Problem to solve
Return the material word for word. Do not include pictures.

Dataset listings of figures:
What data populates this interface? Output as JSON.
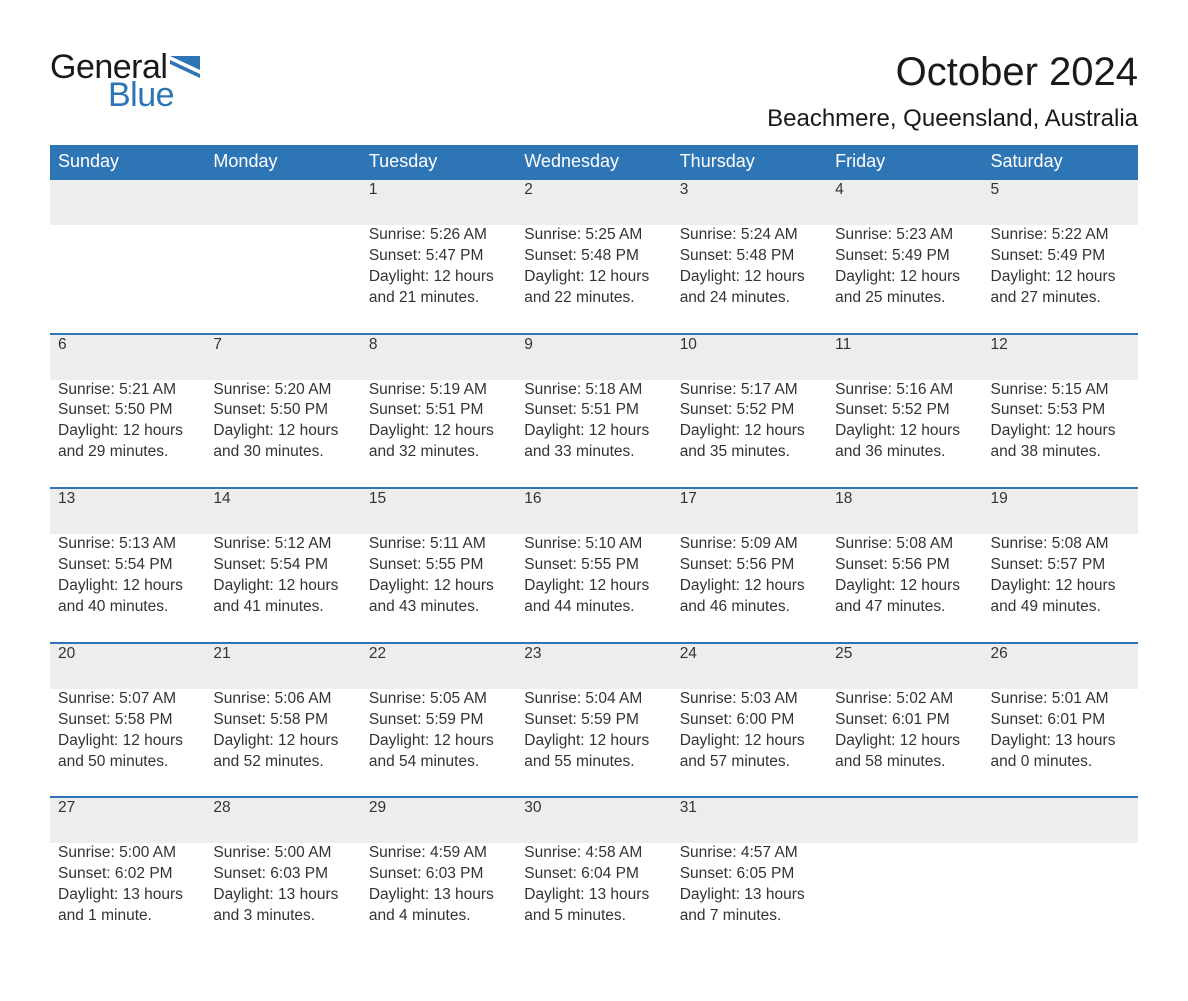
{
  "brand": {
    "word1": "General",
    "word2": "Blue",
    "flag_color": "#2e75b6"
  },
  "title": "October 2024",
  "location": "Beachmere, Queensland, Australia",
  "colors": {
    "header_bg": "#2e75b6",
    "header_fg": "#ffffff",
    "row_divider": "#2e75b6",
    "daynum_bg": "#ededed",
    "text": "#333333",
    "page_bg": "#ffffff"
  },
  "typography": {
    "title_fontsize_pt": 30,
    "location_fontsize_pt": 18,
    "dayheader_fontsize_pt": 14,
    "cell_fontsize_pt": 12
  },
  "day_headers": [
    "Sunday",
    "Monday",
    "Tuesday",
    "Wednesday",
    "Thursday",
    "Friday",
    "Saturday"
  ],
  "weeks": [
    [
      null,
      null,
      {
        "n": "1",
        "sr": "Sunrise: 5:26 AM",
        "ss": "Sunset: 5:47 PM",
        "dl": "Daylight: 12 hours and 21 minutes."
      },
      {
        "n": "2",
        "sr": "Sunrise: 5:25 AM",
        "ss": "Sunset: 5:48 PM",
        "dl": "Daylight: 12 hours and 22 minutes."
      },
      {
        "n": "3",
        "sr": "Sunrise: 5:24 AM",
        "ss": "Sunset: 5:48 PM",
        "dl": "Daylight: 12 hours and 24 minutes."
      },
      {
        "n": "4",
        "sr": "Sunrise: 5:23 AM",
        "ss": "Sunset: 5:49 PM",
        "dl": "Daylight: 12 hours and 25 minutes."
      },
      {
        "n": "5",
        "sr": "Sunrise: 5:22 AM",
        "ss": "Sunset: 5:49 PM",
        "dl": "Daylight: 12 hours and 27 minutes."
      }
    ],
    [
      {
        "n": "6",
        "sr": "Sunrise: 5:21 AM",
        "ss": "Sunset: 5:50 PM",
        "dl": "Daylight: 12 hours and 29 minutes."
      },
      {
        "n": "7",
        "sr": "Sunrise: 5:20 AM",
        "ss": "Sunset: 5:50 PM",
        "dl": "Daylight: 12 hours and 30 minutes."
      },
      {
        "n": "8",
        "sr": "Sunrise: 5:19 AM",
        "ss": "Sunset: 5:51 PM",
        "dl": "Daylight: 12 hours and 32 minutes."
      },
      {
        "n": "9",
        "sr": "Sunrise: 5:18 AM",
        "ss": "Sunset: 5:51 PM",
        "dl": "Daylight: 12 hours and 33 minutes."
      },
      {
        "n": "10",
        "sr": "Sunrise: 5:17 AM",
        "ss": "Sunset: 5:52 PM",
        "dl": "Daylight: 12 hours and 35 minutes."
      },
      {
        "n": "11",
        "sr": "Sunrise: 5:16 AM",
        "ss": "Sunset: 5:52 PM",
        "dl": "Daylight: 12 hours and 36 minutes."
      },
      {
        "n": "12",
        "sr": "Sunrise: 5:15 AM",
        "ss": "Sunset: 5:53 PM",
        "dl": "Daylight: 12 hours and 38 minutes."
      }
    ],
    [
      {
        "n": "13",
        "sr": "Sunrise: 5:13 AM",
        "ss": "Sunset: 5:54 PM",
        "dl": "Daylight: 12 hours and 40 minutes."
      },
      {
        "n": "14",
        "sr": "Sunrise: 5:12 AM",
        "ss": "Sunset: 5:54 PM",
        "dl": "Daylight: 12 hours and 41 minutes."
      },
      {
        "n": "15",
        "sr": "Sunrise: 5:11 AM",
        "ss": "Sunset: 5:55 PM",
        "dl": "Daylight: 12 hours and 43 minutes."
      },
      {
        "n": "16",
        "sr": "Sunrise: 5:10 AM",
        "ss": "Sunset: 5:55 PM",
        "dl": "Daylight: 12 hours and 44 minutes."
      },
      {
        "n": "17",
        "sr": "Sunrise: 5:09 AM",
        "ss": "Sunset: 5:56 PM",
        "dl": "Daylight: 12 hours and 46 minutes."
      },
      {
        "n": "18",
        "sr": "Sunrise: 5:08 AM",
        "ss": "Sunset: 5:56 PM",
        "dl": "Daylight: 12 hours and 47 minutes."
      },
      {
        "n": "19",
        "sr": "Sunrise: 5:08 AM",
        "ss": "Sunset: 5:57 PM",
        "dl": "Daylight: 12 hours and 49 minutes."
      }
    ],
    [
      {
        "n": "20",
        "sr": "Sunrise: 5:07 AM",
        "ss": "Sunset: 5:58 PM",
        "dl": "Daylight: 12 hours and 50 minutes."
      },
      {
        "n": "21",
        "sr": "Sunrise: 5:06 AM",
        "ss": "Sunset: 5:58 PM",
        "dl": "Daylight: 12 hours and 52 minutes."
      },
      {
        "n": "22",
        "sr": "Sunrise: 5:05 AM",
        "ss": "Sunset: 5:59 PM",
        "dl": "Daylight: 12 hours and 54 minutes."
      },
      {
        "n": "23",
        "sr": "Sunrise: 5:04 AM",
        "ss": "Sunset: 5:59 PM",
        "dl": "Daylight: 12 hours and 55 minutes."
      },
      {
        "n": "24",
        "sr": "Sunrise: 5:03 AM",
        "ss": "Sunset: 6:00 PM",
        "dl": "Daylight: 12 hours and 57 minutes."
      },
      {
        "n": "25",
        "sr": "Sunrise: 5:02 AM",
        "ss": "Sunset: 6:01 PM",
        "dl": "Daylight: 12 hours and 58 minutes."
      },
      {
        "n": "26",
        "sr": "Sunrise: 5:01 AM",
        "ss": "Sunset: 6:01 PM",
        "dl": "Daylight: 13 hours and 0 minutes."
      }
    ],
    [
      {
        "n": "27",
        "sr": "Sunrise: 5:00 AM",
        "ss": "Sunset: 6:02 PM",
        "dl": "Daylight: 13 hours and 1 minute."
      },
      {
        "n": "28",
        "sr": "Sunrise: 5:00 AM",
        "ss": "Sunset: 6:03 PM",
        "dl": "Daylight: 13 hours and 3 minutes."
      },
      {
        "n": "29",
        "sr": "Sunrise: 4:59 AM",
        "ss": "Sunset: 6:03 PM",
        "dl": "Daylight: 13 hours and 4 minutes."
      },
      {
        "n": "30",
        "sr": "Sunrise: 4:58 AM",
        "ss": "Sunset: 6:04 PM",
        "dl": "Daylight: 13 hours and 5 minutes."
      },
      {
        "n": "31",
        "sr": "Sunrise: 4:57 AM",
        "ss": "Sunset: 6:05 PM",
        "dl": "Daylight: 13 hours and 7 minutes."
      },
      null,
      null
    ]
  ]
}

Answer to this task
What data populates this interface? Output as JSON.
{
  "brand": {
    "word1": "General",
    "word2": "Blue",
    "flag_color": "#2e75b6"
  },
  "title": "October 2024",
  "location": "Beachmere, Queensland, Australia",
  "colors": {
    "header_bg": "#2e75b6",
    "header_fg": "#ffffff",
    "row_divider": "#2e75b6",
    "daynum_bg": "#ededed",
    "text": "#333333",
    "page_bg": "#ffffff"
  },
  "typography": {
    "title_fontsize_pt": 30,
    "location_fontsize_pt": 18,
    "dayheader_fontsize_pt": 14,
    "cell_fontsize_pt": 12
  },
  "day_headers": [
    "Sunday",
    "Monday",
    "Tuesday",
    "Wednesday",
    "Thursday",
    "Friday",
    "Saturday"
  ],
  "weeks": [
    [
      null,
      null,
      {
        "n": "1",
        "sr": "Sunrise: 5:26 AM",
        "ss": "Sunset: 5:47 PM",
        "dl": "Daylight: 12 hours and 21 minutes."
      },
      {
        "n": "2",
        "sr": "Sunrise: 5:25 AM",
        "ss": "Sunset: 5:48 PM",
        "dl": "Daylight: 12 hours and 22 minutes."
      },
      {
        "n": "3",
        "sr": "Sunrise: 5:24 AM",
        "ss": "Sunset: 5:48 PM",
        "dl": "Daylight: 12 hours and 24 minutes."
      },
      {
        "n": "4",
        "sr": "Sunrise: 5:23 AM",
        "ss": "Sunset: 5:49 PM",
        "dl": "Daylight: 12 hours and 25 minutes."
      },
      {
        "n": "5",
        "sr": "Sunrise: 5:22 AM",
        "ss": "Sunset: 5:49 PM",
        "dl": "Daylight: 12 hours and 27 minutes."
      }
    ],
    [
      {
        "n": "6",
        "sr": "Sunrise: 5:21 AM",
        "ss": "Sunset: 5:50 PM",
        "dl": "Daylight: 12 hours and 29 minutes."
      },
      {
        "n": "7",
        "sr": "Sunrise: 5:20 AM",
        "ss": "Sunset: 5:50 PM",
        "dl": "Daylight: 12 hours and 30 minutes."
      },
      {
        "n": "8",
        "sr": "Sunrise: 5:19 AM",
        "ss": "Sunset: 5:51 PM",
        "dl": "Daylight: 12 hours and 32 minutes."
      },
      {
        "n": "9",
        "sr": "Sunrise: 5:18 AM",
        "ss": "Sunset: 5:51 PM",
        "dl": "Daylight: 12 hours and 33 minutes."
      },
      {
        "n": "10",
        "sr": "Sunrise: 5:17 AM",
        "ss": "Sunset: 5:52 PM",
        "dl": "Daylight: 12 hours and 35 minutes."
      },
      {
        "n": "11",
        "sr": "Sunrise: 5:16 AM",
        "ss": "Sunset: 5:52 PM",
        "dl": "Daylight: 12 hours and 36 minutes."
      },
      {
        "n": "12",
        "sr": "Sunrise: 5:15 AM",
        "ss": "Sunset: 5:53 PM",
        "dl": "Daylight: 12 hours and 38 minutes."
      }
    ],
    [
      {
        "n": "13",
        "sr": "Sunrise: 5:13 AM",
        "ss": "Sunset: 5:54 PM",
        "dl": "Daylight: 12 hours and 40 minutes."
      },
      {
        "n": "14",
        "sr": "Sunrise: 5:12 AM",
        "ss": "Sunset: 5:54 PM",
        "dl": "Daylight: 12 hours and 41 minutes."
      },
      {
        "n": "15",
        "sr": "Sunrise: 5:11 AM",
        "ss": "Sunset: 5:55 PM",
        "dl": "Daylight: 12 hours and 43 minutes."
      },
      {
        "n": "16",
        "sr": "Sunrise: 5:10 AM",
        "ss": "Sunset: 5:55 PM",
        "dl": "Daylight: 12 hours and 44 minutes."
      },
      {
        "n": "17",
        "sr": "Sunrise: 5:09 AM",
        "ss": "Sunset: 5:56 PM",
        "dl": "Daylight: 12 hours and 46 minutes."
      },
      {
        "n": "18",
        "sr": "Sunrise: 5:08 AM",
        "ss": "Sunset: 5:56 PM",
        "dl": "Daylight: 12 hours and 47 minutes."
      },
      {
        "n": "19",
        "sr": "Sunrise: 5:08 AM",
        "ss": "Sunset: 5:57 PM",
        "dl": "Daylight: 12 hours and 49 minutes."
      }
    ],
    [
      {
        "n": "20",
        "sr": "Sunrise: 5:07 AM",
        "ss": "Sunset: 5:58 PM",
        "dl": "Daylight: 12 hours and 50 minutes."
      },
      {
        "n": "21",
        "sr": "Sunrise: 5:06 AM",
        "ss": "Sunset: 5:58 PM",
        "dl": "Daylight: 12 hours and 52 minutes."
      },
      {
        "n": "22",
        "sr": "Sunrise: 5:05 AM",
        "ss": "Sunset: 5:59 PM",
        "dl": "Daylight: 12 hours and 54 minutes."
      },
      {
        "n": "23",
        "sr": "Sunrise: 5:04 AM",
        "ss": "Sunset: 5:59 PM",
        "dl": "Daylight: 12 hours and 55 minutes."
      },
      {
        "n": "24",
        "sr": "Sunrise: 5:03 AM",
        "ss": "Sunset: 6:00 PM",
        "dl": "Daylight: 12 hours and 57 minutes."
      },
      {
        "n": "25",
        "sr": "Sunrise: 5:02 AM",
        "ss": "Sunset: 6:01 PM",
        "dl": "Daylight: 12 hours and 58 minutes."
      },
      {
        "n": "26",
        "sr": "Sunrise: 5:01 AM",
        "ss": "Sunset: 6:01 PM",
        "dl": "Daylight: 13 hours and 0 minutes."
      }
    ],
    [
      {
        "n": "27",
        "sr": "Sunrise: 5:00 AM",
        "ss": "Sunset: 6:02 PM",
        "dl": "Daylight: 13 hours and 1 minute."
      },
      {
        "n": "28",
        "sr": "Sunrise: 5:00 AM",
        "ss": "Sunset: 6:03 PM",
        "dl": "Daylight: 13 hours and 3 minutes."
      },
      {
        "n": "29",
        "sr": "Sunrise: 4:59 AM",
        "ss": "Sunset: 6:03 PM",
        "dl": "Daylight: 13 hours and 4 minutes."
      },
      {
        "n": "30",
        "sr": "Sunrise: 4:58 AM",
        "ss": "Sunset: 6:04 PM",
        "dl": "Daylight: 13 hours and 5 minutes."
      },
      {
        "n": "31",
        "sr": "Sunrise: 4:57 AM",
        "ss": "Sunset: 6:05 PM",
        "dl": "Daylight: 13 hours and 7 minutes."
      },
      null,
      null
    ]
  ]
}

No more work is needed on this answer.